Repeat the lines word for word, starting with the line containing "- source-note: Ined 065 08: [795, 6, 855, 17]" and ending with the line containing "- x-tick-label: – 8: [235, 513, 253, 528]", both included.

PROVIDED MATERIAL -
= = = = = = =

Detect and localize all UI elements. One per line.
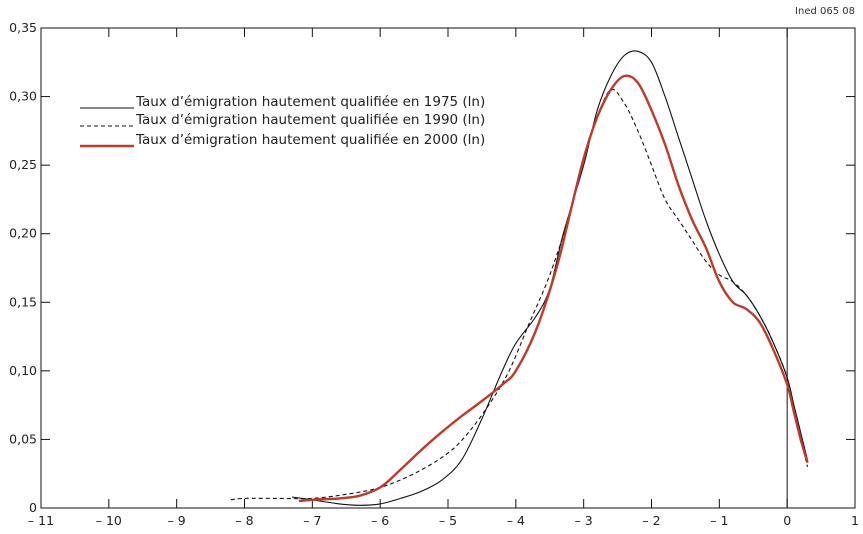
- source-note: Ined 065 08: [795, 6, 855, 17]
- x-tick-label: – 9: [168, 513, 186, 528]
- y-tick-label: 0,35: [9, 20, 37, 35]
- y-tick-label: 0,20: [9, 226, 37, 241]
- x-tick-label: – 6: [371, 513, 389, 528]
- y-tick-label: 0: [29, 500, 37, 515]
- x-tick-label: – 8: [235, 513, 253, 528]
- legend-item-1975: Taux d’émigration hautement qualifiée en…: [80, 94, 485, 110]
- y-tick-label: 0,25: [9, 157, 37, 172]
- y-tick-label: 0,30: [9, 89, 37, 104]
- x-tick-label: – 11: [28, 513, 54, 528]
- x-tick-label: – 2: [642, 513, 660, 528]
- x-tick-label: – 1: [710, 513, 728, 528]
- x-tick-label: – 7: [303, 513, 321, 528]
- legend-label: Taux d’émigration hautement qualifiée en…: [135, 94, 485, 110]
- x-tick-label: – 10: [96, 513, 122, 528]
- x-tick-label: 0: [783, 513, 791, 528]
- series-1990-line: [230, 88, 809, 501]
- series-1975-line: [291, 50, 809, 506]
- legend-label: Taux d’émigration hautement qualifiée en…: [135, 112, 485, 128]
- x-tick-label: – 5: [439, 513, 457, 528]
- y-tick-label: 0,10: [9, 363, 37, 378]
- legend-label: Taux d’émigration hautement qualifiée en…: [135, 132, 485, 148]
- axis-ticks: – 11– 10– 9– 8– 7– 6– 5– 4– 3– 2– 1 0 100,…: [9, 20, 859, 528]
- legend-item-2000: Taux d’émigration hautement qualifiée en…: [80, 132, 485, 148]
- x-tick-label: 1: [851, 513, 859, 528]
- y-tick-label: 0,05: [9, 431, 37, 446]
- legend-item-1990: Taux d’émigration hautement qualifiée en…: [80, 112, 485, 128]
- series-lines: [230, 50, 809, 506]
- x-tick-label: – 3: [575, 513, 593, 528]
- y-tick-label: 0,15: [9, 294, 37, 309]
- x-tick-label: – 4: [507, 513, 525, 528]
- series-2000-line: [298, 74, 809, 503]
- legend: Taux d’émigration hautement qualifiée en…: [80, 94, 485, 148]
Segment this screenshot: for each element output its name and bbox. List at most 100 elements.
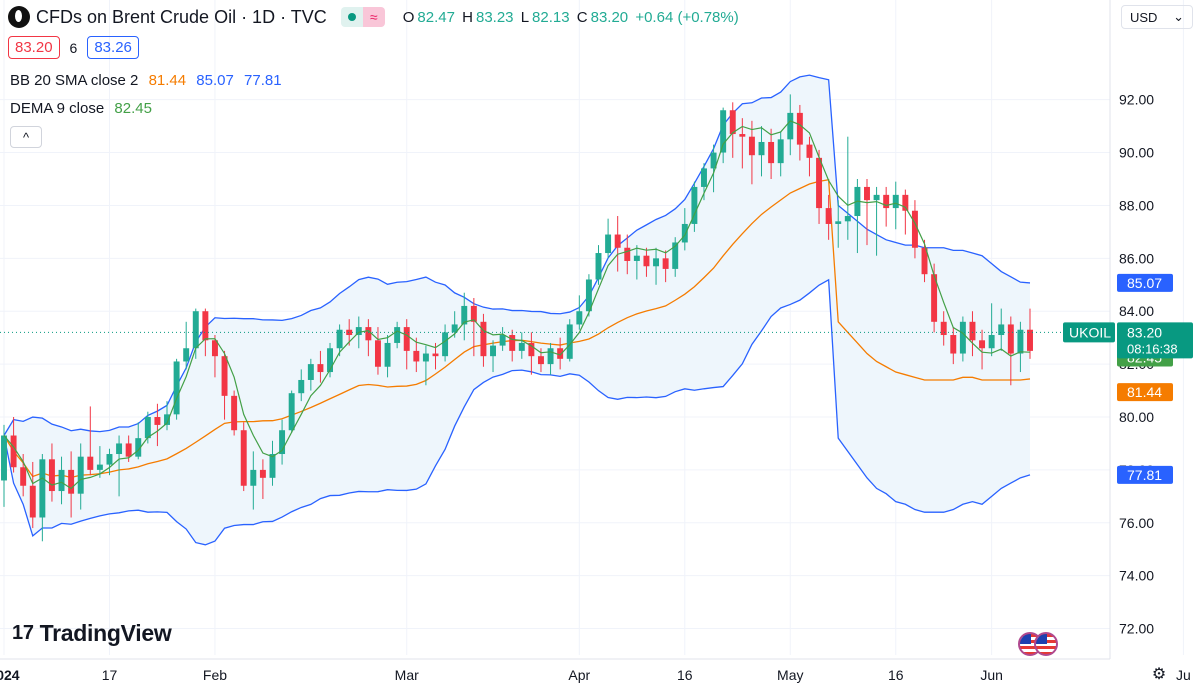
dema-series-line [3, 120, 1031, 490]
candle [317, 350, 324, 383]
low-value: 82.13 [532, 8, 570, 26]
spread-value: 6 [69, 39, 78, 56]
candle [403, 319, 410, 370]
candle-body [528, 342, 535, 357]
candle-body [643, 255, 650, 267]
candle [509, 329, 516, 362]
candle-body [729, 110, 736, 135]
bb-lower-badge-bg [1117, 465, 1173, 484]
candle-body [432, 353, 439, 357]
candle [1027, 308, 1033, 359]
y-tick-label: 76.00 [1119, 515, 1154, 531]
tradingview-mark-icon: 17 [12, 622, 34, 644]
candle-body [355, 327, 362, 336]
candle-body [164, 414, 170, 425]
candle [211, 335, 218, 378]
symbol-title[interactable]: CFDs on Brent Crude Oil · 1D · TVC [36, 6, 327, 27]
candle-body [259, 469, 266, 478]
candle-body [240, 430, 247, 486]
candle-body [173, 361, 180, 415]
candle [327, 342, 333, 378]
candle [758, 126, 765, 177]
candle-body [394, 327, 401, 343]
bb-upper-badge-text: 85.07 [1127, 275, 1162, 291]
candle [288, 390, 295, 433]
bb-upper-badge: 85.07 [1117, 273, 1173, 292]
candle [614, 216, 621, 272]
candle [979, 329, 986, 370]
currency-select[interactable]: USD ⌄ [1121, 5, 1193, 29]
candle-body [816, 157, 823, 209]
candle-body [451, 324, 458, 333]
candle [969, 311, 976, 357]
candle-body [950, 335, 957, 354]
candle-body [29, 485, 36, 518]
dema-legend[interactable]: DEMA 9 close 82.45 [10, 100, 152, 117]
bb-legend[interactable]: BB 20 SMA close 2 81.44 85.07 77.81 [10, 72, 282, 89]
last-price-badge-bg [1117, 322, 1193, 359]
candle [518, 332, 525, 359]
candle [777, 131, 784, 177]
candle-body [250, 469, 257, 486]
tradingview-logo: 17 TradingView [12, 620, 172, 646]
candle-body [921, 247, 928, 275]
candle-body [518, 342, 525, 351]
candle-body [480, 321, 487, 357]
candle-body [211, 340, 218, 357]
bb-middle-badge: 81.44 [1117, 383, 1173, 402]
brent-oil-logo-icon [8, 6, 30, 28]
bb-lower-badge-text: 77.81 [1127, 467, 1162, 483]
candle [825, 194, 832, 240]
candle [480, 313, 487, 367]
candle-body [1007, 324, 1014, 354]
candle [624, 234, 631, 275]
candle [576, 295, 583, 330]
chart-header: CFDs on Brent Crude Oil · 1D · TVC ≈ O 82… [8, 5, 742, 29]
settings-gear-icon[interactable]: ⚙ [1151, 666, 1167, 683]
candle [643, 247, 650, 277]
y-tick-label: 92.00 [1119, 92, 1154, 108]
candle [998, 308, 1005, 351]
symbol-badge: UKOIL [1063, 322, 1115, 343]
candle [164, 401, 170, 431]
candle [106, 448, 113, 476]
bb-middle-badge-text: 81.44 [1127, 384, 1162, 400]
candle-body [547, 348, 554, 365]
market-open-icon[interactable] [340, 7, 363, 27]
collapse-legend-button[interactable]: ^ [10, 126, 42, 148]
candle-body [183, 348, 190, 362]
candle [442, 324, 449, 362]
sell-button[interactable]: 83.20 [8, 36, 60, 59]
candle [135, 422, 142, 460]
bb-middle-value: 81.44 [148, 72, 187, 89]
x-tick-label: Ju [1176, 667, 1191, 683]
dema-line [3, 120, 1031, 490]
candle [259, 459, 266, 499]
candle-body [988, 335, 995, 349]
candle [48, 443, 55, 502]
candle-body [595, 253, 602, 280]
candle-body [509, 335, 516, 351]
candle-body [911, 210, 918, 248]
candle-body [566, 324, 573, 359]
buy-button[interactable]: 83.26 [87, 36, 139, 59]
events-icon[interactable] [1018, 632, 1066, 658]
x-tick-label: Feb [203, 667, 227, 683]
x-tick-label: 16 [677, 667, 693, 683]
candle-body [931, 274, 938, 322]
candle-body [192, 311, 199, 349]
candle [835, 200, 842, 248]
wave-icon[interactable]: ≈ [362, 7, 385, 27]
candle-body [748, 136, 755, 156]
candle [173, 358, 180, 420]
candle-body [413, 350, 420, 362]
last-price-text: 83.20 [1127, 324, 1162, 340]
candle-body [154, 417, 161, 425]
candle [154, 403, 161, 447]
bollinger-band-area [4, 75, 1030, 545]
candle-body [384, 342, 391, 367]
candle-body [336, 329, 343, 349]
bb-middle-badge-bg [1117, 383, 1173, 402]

= = = = = = =

TASK SOLUTION -
- source-note: Ined 065 08: [795, 6, 855, 17]
- x-tick-label: – 9: [168, 513, 186, 528]
- y-tick-label: 0,35: [9, 20, 37, 35]
- y-tick-label: 0,20: [9, 226, 37, 241]
- x-tick-label: – 6: [371, 513, 389, 528]
- y-tick-label: 0: [29, 500, 37, 515]
- x-tick-label: – 8: [235, 513, 253, 528]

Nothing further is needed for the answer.